__STATED GOAL__
Search the records for "ffffff". Copy every line where it appears.

Extracted records

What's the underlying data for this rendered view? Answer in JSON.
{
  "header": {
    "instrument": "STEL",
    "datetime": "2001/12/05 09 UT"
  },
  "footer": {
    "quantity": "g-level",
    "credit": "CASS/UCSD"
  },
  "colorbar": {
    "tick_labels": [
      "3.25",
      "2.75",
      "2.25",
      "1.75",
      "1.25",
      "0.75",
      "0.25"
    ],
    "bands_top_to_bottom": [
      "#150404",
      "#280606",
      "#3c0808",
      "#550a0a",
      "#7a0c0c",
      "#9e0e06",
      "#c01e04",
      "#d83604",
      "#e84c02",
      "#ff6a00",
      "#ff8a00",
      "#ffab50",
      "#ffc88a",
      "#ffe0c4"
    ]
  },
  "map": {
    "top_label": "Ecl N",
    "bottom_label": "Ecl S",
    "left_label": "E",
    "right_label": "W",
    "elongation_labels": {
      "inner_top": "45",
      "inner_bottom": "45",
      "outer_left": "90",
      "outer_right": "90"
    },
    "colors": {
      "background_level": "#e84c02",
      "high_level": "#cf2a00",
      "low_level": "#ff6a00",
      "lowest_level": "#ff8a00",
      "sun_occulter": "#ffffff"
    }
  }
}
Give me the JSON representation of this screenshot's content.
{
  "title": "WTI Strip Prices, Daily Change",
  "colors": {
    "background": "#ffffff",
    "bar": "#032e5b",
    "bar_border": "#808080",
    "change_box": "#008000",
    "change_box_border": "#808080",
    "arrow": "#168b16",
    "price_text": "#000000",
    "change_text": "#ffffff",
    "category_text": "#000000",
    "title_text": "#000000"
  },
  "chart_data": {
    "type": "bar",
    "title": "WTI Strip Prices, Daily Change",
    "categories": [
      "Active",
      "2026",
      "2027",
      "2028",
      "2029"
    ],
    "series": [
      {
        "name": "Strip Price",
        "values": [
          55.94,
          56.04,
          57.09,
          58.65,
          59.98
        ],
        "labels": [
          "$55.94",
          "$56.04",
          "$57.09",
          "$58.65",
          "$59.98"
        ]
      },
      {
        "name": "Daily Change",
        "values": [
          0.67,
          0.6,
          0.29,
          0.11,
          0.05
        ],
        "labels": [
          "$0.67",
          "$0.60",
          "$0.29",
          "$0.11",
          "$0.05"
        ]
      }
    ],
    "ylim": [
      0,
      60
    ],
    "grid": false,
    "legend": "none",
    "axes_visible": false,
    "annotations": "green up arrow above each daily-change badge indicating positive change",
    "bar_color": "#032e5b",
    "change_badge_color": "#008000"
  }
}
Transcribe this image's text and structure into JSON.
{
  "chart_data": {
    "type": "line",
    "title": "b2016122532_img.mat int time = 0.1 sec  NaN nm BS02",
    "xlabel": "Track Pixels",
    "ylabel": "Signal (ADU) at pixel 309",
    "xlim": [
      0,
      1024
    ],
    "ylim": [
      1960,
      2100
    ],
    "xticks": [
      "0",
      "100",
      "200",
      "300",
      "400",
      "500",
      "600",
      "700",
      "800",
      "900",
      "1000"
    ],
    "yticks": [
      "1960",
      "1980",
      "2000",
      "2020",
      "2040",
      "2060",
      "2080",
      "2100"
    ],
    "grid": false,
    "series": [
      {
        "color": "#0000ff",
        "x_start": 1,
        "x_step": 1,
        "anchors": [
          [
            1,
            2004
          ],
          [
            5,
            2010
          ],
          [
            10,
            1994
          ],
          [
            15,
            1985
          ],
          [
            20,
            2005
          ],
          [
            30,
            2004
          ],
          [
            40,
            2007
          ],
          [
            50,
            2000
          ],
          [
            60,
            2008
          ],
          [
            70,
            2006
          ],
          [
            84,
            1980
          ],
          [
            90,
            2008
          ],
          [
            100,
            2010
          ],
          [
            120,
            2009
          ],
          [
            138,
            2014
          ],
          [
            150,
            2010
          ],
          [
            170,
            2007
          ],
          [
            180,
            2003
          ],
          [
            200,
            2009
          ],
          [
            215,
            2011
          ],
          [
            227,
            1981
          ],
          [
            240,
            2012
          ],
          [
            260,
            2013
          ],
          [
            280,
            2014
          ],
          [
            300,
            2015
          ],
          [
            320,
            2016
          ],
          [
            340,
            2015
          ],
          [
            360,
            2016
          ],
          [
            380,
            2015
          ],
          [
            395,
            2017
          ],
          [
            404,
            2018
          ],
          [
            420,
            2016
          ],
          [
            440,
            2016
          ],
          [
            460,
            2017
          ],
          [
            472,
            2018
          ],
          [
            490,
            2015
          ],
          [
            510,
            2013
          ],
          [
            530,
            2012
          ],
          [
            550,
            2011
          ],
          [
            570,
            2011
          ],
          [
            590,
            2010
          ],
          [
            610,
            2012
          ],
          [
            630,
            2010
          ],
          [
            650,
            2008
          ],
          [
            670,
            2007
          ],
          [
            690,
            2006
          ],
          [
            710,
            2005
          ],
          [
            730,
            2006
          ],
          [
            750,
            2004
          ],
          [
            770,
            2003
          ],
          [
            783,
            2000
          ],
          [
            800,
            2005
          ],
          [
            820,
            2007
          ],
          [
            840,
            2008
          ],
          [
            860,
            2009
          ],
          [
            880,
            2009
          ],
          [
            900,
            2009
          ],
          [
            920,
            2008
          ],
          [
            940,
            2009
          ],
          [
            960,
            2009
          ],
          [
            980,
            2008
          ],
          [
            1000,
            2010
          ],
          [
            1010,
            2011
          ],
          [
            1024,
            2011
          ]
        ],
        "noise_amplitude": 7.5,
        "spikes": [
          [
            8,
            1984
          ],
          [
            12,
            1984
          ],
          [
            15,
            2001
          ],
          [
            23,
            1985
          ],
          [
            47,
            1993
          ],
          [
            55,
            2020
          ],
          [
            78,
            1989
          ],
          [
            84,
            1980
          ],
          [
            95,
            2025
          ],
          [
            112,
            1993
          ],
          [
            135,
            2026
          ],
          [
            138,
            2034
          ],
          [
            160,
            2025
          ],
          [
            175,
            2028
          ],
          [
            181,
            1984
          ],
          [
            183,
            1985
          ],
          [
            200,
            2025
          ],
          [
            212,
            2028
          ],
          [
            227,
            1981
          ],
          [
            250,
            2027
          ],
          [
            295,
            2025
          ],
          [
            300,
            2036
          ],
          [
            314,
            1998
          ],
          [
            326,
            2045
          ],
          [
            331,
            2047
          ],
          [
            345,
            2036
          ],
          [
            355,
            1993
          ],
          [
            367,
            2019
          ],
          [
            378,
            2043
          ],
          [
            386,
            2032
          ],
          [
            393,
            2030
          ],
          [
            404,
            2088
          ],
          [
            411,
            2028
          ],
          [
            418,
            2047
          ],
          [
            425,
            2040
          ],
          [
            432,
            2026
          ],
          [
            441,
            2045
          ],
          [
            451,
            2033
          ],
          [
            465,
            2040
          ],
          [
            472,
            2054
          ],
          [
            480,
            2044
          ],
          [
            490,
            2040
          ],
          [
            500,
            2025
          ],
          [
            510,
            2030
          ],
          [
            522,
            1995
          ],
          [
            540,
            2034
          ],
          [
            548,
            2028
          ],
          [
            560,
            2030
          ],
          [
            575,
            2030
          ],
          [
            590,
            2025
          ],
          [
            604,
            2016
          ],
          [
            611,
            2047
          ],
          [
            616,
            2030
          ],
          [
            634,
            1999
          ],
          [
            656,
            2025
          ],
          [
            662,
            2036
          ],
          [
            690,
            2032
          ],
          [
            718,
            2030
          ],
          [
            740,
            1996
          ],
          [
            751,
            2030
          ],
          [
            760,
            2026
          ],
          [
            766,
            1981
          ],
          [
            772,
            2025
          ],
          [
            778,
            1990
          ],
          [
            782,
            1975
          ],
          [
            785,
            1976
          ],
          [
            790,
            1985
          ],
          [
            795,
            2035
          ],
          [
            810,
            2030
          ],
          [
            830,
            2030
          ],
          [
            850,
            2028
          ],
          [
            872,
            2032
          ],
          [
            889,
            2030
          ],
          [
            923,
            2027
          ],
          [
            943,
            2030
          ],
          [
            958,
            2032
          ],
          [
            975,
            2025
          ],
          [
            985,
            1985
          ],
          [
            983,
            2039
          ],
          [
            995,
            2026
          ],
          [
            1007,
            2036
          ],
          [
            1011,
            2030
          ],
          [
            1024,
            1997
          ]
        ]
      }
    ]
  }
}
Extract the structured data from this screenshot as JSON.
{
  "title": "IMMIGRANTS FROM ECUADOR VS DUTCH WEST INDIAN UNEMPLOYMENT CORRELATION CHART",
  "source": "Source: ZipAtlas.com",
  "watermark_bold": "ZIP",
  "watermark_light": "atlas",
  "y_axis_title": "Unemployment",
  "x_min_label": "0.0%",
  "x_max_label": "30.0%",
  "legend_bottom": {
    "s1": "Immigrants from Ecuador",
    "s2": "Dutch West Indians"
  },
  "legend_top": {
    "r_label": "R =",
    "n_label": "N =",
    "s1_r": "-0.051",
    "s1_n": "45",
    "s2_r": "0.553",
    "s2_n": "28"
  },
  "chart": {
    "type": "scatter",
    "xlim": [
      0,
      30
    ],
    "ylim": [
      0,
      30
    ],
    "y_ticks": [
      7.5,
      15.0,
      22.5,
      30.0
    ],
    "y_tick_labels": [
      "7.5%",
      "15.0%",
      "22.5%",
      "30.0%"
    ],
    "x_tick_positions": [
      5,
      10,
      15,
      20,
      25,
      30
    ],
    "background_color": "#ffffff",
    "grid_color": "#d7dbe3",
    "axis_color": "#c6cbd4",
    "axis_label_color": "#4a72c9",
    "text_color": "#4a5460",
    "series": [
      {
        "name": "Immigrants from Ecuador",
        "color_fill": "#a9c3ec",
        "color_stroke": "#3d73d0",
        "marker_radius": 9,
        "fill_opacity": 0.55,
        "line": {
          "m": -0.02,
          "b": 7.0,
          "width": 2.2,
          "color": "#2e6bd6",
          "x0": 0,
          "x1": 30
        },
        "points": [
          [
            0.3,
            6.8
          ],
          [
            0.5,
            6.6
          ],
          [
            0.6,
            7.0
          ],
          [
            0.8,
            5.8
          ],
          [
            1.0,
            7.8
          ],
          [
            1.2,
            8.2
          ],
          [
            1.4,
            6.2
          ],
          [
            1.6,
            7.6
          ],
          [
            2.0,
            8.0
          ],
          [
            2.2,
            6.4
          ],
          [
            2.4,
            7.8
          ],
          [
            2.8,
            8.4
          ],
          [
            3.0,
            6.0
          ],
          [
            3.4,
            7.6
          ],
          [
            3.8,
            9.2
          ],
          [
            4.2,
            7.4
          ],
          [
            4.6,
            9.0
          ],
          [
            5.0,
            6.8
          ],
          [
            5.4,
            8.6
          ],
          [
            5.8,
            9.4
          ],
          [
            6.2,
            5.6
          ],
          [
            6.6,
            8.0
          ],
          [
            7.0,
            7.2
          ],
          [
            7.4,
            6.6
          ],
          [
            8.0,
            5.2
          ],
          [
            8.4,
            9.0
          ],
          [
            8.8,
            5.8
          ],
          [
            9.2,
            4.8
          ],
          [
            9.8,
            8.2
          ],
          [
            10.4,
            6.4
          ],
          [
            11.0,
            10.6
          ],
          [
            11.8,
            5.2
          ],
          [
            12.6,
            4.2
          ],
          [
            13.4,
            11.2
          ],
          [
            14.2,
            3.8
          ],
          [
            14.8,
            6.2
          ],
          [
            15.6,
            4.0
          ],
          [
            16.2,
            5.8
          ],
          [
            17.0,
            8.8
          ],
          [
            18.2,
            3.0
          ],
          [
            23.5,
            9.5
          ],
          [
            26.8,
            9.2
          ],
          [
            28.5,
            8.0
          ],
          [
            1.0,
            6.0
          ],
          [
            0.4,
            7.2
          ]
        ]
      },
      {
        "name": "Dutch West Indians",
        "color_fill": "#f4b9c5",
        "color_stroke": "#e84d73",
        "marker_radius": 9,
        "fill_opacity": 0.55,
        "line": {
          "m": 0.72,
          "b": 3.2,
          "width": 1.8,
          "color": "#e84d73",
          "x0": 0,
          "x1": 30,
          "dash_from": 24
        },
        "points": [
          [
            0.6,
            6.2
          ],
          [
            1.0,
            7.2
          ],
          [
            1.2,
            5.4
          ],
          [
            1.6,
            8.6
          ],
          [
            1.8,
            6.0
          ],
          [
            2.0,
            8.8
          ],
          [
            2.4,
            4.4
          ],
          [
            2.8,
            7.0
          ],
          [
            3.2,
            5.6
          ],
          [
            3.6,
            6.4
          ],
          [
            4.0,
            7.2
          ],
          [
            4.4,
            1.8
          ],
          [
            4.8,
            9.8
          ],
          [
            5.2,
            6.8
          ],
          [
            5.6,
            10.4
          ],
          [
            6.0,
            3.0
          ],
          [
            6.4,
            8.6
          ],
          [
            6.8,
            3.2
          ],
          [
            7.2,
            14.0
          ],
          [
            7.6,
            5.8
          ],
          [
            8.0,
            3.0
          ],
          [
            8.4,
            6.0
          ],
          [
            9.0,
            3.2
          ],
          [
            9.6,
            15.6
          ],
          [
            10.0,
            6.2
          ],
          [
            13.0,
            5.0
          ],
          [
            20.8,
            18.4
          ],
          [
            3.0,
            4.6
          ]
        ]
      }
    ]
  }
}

__FINISHED TASK__
      "sun_occulter": "#ffffff"
    "background": "#ffffff",
    "change_text": "#ffffff",
    "background_color": "#ffffff",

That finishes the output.